*TASK TO COMPLETE*
Print every entry, word for word, and skip the images.

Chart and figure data
******

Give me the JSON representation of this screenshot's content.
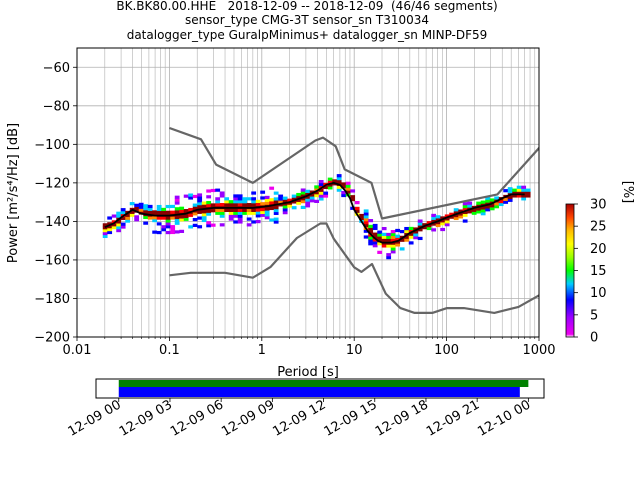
{
  "figure": {
    "title_lines": [
      "BK.BK80.00.HHE   2018-12-09 -- 2018-12-09  (46/46 segments)",
      "sensor_type CMG-3T sensor_sn T310034",
      "datalogger_type GuralpMinimus+ datalogger_sn MINP-DF59"
    ]
  },
  "chart_data": [
    {
      "type": "heatmap",
      "xlabel": "Period [s]",
      "ylabel": "Power [m²/s⁴/Hz] [dB]",
      "xscale": "log",
      "xlim": [
        0.01,
        1000
      ],
      "ylim": [
        -200,
        -50
      ],
      "x_ticks": [
        0.01,
        0.1,
        1,
        10,
        100,
        1000
      ],
      "x_tick_labels": [
        "0.01",
        "0.1",
        "1",
        "10",
        "100",
        "1000"
      ],
      "y_ticks": [
        -200,
        -180,
        -160,
        -140,
        -120,
        -100,
        -80,
        -60
      ],
      "y_tick_labels": [
        "−200",
        "−180",
        "−160",
        "−140",
        "−120",
        "−100",
        "−80",
        "−60"
      ],
      "grid": true,
      "colorbar": {
        "label": "[%]",
        "range": [
          0,
          30
        ],
        "ticks": [
          0,
          5,
          10,
          15,
          20,
          25,
          30
        ],
        "tick_labels": [
          "0",
          "5",
          "10",
          "15",
          "20",
          "25",
          "30"
        ],
        "colormap": "pqlx"
      },
      "series": [
        {
          "role": "mode-curve",
          "color": "#000000",
          "x": [
            0.02,
            0.025,
            0.03,
            0.04,
            0.05,
            0.07,
            0.1,
            0.15,
            0.2,
            0.3,
            0.5,
            0.8,
            1.2,
            2,
            3,
            4,
            5,
            6,
            7,
            8,
            9,
            10,
            12,
            14,
            16,
            18,
            20,
            25,
            30,
            40,
            60,
            80,
            100,
            150,
            200,
            300,
            400,
            500,
            700
          ],
          "y": [
            -143,
            -141,
            -138,
            -134,
            -136,
            -137,
            -137,
            -136,
            -134,
            -133,
            -133,
            -133,
            -132,
            -130,
            -127,
            -124,
            -121,
            -120,
            -121,
            -124,
            -128,
            -134,
            -140,
            -145,
            -148,
            -150,
            -151,
            -151,
            -150,
            -146,
            -142,
            -140,
            -138,
            -135,
            -133,
            -131,
            -128,
            -126,
            -126
          ]
        },
        {
          "role": "noise-model-high",
          "color": "#666666",
          "x": [
            0.1,
            0.22,
            0.32,
            0.8,
            3.8,
            4.6,
            6.3,
            7.9,
            15.4,
            20,
            354.8,
            10000
          ],
          "y": [
            -91.5,
            -97.4,
            -110.5,
            -120,
            -98,
            -96.5,
            -101,
            -113,
            -120,
            -138.5,
            -126,
            -48.5
          ]
        },
        {
          "role": "noise-model-low",
          "color": "#666666",
          "x": [
            0.1,
            0.17,
            0.4,
            0.8,
            1.24,
            2.4,
            4.3,
            5,
            6,
            10,
            12,
            15.6,
            21.9,
            31.6,
            45,
            70,
            101,
            154,
            328,
            600,
            10000
          ],
          "y": [
            -168,
            -166.7,
            -166.7,
            -169.2,
            -163.7,
            -148.6,
            -141.1,
            -141.1,
            -149,
            -163.8,
            -166.2,
            -162.1,
            -177.5,
            -185,
            -187.5,
            -187.5,
            -185,
            -185,
            -187.5,
            -184.4,
            -151.5
          ]
        }
      ]
    },
    {
      "type": "timeline",
      "x_tick_labels": [
        "12-09 00",
        "12-09 03",
        "12-09 06",
        "12-09 09",
        "12-09 12",
        "12-09 15",
        "12-09 18",
        "12-09 21",
        "12-10 00"
      ],
      "x_range": [
        "12-08 22:40",
        "12-10 00:55"
      ],
      "series": [
        {
          "role": "data-availability",
          "color": "#008000",
          "start": "12-09 00:00",
          "end": "12-10 00:00"
        },
        {
          "role": "processed-segments",
          "color": "#0000ff",
          "start": "12-09 00:00",
          "end": "12-09 23:30"
        }
      ]
    }
  ]
}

******

*ANSWER TO THE PROBLEM*
Give me the JSON representation of this screenshot's content.
{
  "figure": {
    "title_lines": [
      "BK.BK80.00.HHE   2018-12-09 -- 2018-12-09  (46/46 segments)",
      "sensor_type CMG-3T sensor_sn T310034",
      "datalogger_type GuralpMinimus+ datalogger_sn MINP-DF59"
    ]
  },
  "chart_data": [
    {
      "type": "heatmap",
      "xlabel": "Period [s]",
      "ylabel": "Power [m²/s⁴/Hz] [dB]",
      "xscale": "log",
      "xlim": [
        0.01,
        1000
      ],
      "ylim": [
        -200,
        -50
      ],
      "x_ticks": [
        0.01,
        0.1,
        1,
        10,
        100,
        1000
      ],
      "x_tick_labels": [
        "0.01",
        "0.1",
        "1",
        "10",
        "100",
        "1000"
      ],
      "y_ticks": [
        -200,
        -180,
        -160,
        -140,
        -120,
        -100,
        -80,
        -60
      ],
      "y_tick_labels": [
        "−200",
        "−180",
        "−160",
        "−140",
        "−120",
        "−100",
        "−80",
        "−60"
      ],
      "grid": true,
      "colorbar": {
        "label": "[%]",
        "range": [
          0,
          30
        ],
        "ticks": [
          0,
          5,
          10,
          15,
          20,
          25,
          30
        ],
        "tick_labels": [
          "0",
          "5",
          "10",
          "15",
          "20",
          "25",
          "30"
        ],
        "colormap": "pqlx"
      },
      "series": [
        {
          "role": "mode-curve",
          "color": "#000000",
          "x": [
            0.02,
            0.025,
            0.03,
            0.04,
            0.05,
            0.07,
            0.1,
            0.15,
            0.2,
            0.3,
            0.5,
            0.8,
            1.2,
            2,
            3,
            4,
            5,
            6,
            7,
            8,
            9,
            10,
            12,
            14,
            16,
            18,
            20,
            25,
            30,
            40,
            60,
            80,
            100,
            150,
            200,
            300,
            400,
            500,
            700
          ],
          "y": [
            -143,
            -141,
            -138,
            -134,
            -136,
            -137,
            -137,
            -136,
            -134,
            -133,
            -133,
            -133,
            -132,
            -130,
            -127,
            -124,
            -121,
            -120,
            -121,
            -124,
            -128,
            -134,
            -140,
            -145,
            -148,
            -150,
            -151,
            -151,
            -150,
            -146,
            -142,
            -140,
            -138,
            -135,
            -133,
            -131,
            -128,
            -126,
            -126
          ]
        },
        {
          "role": "noise-model-high",
          "color": "#666666",
          "x": [
            0.1,
            0.22,
            0.32,
            0.8,
            3.8,
            4.6,
            6.3,
            7.9,
            15.4,
            20,
            354.8,
            10000
          ],
          "y": [
            -91.5,
            -97.4,
            -110.5,
            -120,
            -98,
            -96.5,
            -101,
            -113,
            -120,
            -138.5,
            -126,
            -48.5
          ]
        },
        {
          "role": "noise-model-low",
          "color": "#666666",
          "x": [
            0.1,
            0.17,
            0.4,
            0.8,
            1.24,
            2.4,
            4.3,
            5,
            6,
            10,
            12,
            15.6,
            21.9,
            31.6,
            45,
            70,
            101,
            154,
            328,
            600,
            10000
          ],
          "y": [
            -168,
            -166.7,
            -166.7,
            -169.2,
            -163.7,
            -148.6,
            -141.1,
            -141.1,
            -149,
            -163.8,
            -166.2,
            -162.1,
            -177.5,
            -185,
            -187.5,
            -187.5,
            -185,
            -185,
            -187.5,
            -184.4,
            -151.5
          ]
        }
      ]
    },
    {
      "type": "timeline",
      "x_tick_labels": [
        "12-09 00",
        "12-09 03",
        "12-09 06",
        "12-09 09",
        "12-09 12",
        "12-09 15",
        "12-09 18",
        "12-09 21",
        "12-10 00"
      ],
      "x_range": [
        "12-08 22:40",
        "12-10 00:55"
      ],
      "series": [
        {
          "role": "data-availability",
          "color": "#008000",
          "start": "12-09 00:00",
          "end": "12-10 00:00"
        },
        {
          "role": "processed-segments",
          "color": "#0000ff",
          "start": "12-09 00:00",
          "end": "12-09 23:30"
        }
      ]
    }
  ]
}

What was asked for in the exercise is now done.